→ What the task requires
Exact repetition of every entry is required.
[START Recorded information]
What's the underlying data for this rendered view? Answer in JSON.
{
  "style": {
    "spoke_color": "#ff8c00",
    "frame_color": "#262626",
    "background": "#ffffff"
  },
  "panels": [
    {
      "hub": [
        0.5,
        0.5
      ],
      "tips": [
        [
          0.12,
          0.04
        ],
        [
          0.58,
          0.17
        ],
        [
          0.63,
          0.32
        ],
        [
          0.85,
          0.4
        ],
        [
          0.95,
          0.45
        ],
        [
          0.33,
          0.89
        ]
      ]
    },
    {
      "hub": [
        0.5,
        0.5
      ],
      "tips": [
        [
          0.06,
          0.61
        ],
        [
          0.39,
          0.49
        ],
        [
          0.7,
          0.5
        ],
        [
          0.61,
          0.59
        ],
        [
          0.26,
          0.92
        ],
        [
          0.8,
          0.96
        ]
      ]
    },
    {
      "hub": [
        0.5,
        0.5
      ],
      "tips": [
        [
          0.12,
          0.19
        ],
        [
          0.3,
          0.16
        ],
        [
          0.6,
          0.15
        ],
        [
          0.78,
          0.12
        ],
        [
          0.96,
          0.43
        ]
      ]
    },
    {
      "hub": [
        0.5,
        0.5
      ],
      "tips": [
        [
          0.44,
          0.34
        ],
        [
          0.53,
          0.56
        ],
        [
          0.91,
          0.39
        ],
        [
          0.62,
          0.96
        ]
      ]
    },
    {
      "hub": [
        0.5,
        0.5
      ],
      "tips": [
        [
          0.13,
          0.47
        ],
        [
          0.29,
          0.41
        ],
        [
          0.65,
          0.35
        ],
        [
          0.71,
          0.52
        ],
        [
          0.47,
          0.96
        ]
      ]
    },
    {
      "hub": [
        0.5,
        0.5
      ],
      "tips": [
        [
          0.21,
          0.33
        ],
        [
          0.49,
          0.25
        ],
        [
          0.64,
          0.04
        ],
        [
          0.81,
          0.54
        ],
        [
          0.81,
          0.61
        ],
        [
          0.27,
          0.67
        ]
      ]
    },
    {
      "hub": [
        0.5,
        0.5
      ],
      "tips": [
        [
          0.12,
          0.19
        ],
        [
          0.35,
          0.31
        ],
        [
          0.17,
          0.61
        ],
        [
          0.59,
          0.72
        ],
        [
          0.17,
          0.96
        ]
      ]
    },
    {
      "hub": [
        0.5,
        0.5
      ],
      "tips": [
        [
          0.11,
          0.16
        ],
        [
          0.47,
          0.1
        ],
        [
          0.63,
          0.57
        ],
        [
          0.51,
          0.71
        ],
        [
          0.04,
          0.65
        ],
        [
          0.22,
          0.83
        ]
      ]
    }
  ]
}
[END Recorded information]
→ Solution for this problem
What's the underlying data for this rendered view? Answer in JSON.
{
  "style": {
    "spoke_color": "#ff8c00",
    "frame_color": "#262626",
    "background": "#ffffff"
  },
  "panels": [
    {
      "hub": [
        0.5,
        0.5
      ],
      "tips": [
        [
          0.12,
          0.04
        ],
        [
          0.58,
          0.17
        ],
        [
          0.63,
          0.32
        ],
        [
          0.85,
          0.4
        ],
        [
          0.95,
          0.45
        ],
        [
          0.33,
          0.89
        ]
      ]
    },
    {
      "hub": [
        0.5,
        0.5
      ],
      "tips": [
        [
          0.06,
          0.61
        ],
        [
          0.39,
          0.49
        ],
        [
          0.7,
          0.5
        ],
        [
          0.61,
          0.59
        ],
        [
          0.26,
          0.92
        ],
        [
          0.8,
          0.96
        ]
      ]
    },
    {
      "hub": [
        0.5,
        0.5
      ],
      "tips": [
        [
          0.12,
          0.19
        ],
        [
          0.3,
          0.16
        ],
        [
          0.6,
          0.15
        ],
        [
          0.78,
          0.12
        ],
        [
          0.96,
          0.43
        ]
      ]
    },
    {
      "hub": [
        0.5,
        0.5
      ],
      "tips": [
        [
          0.44,
          0.34
        ],
        [
          0.53,
          0.56
        ],
        [
          0.91,
          0.39
        ],
        [
          0.62,
          0.96
        ]
      ]
    },
    {
      "hub": [
        0.5,
        0.5
      ],
      "tips": [
        [
          0.13,
          0.47
        ],
        [
          0.29,
          0.41
        ],
        [
          0.65,
          0.35
        ],
        [
          0.71,
          0.52
        ],
        [
          0.47,
          0.96
        ]
      ]
    },
    {
      "hub": [
        0.5,
        0.5
      ],
      "tips": [
        [
          0.21,
          0.33
        ],
        [
          0.49,
          0.25
        ],
        [
          0.64,
          0.04
        ],
        [
          0.81,
          0.54
        ],
        [
          0.81,
          0.61
        ],
        [
          0.27,
          0.67
        ]
      ]
    },
    {
      "hub": [
        0.5,
        0.5
      ],
      "tips": [
        [
          0.12,
          0.19
        ],
        [
          0.35,
          0.31
        ],
        [
          0.17,
          0.61
        ],
        [
          0.59,
          0.72
        ],
        [
          0.17,
          0.96
        ]
      ]
    },
    {
      "hub": [
        0.5,
        0.5
      ],
      "tips": [
        [
          0.11,
          0.16
        ],
        [
          0.47,
          0.1
        ],
        [
          0.63,
          0.57
        ],
        [
          0.51,
          0.71
        ],
        [
          0.04,
          0.65
        ],
        [
          0.22,
          0.83
        ]
      ]
    }
  ]
}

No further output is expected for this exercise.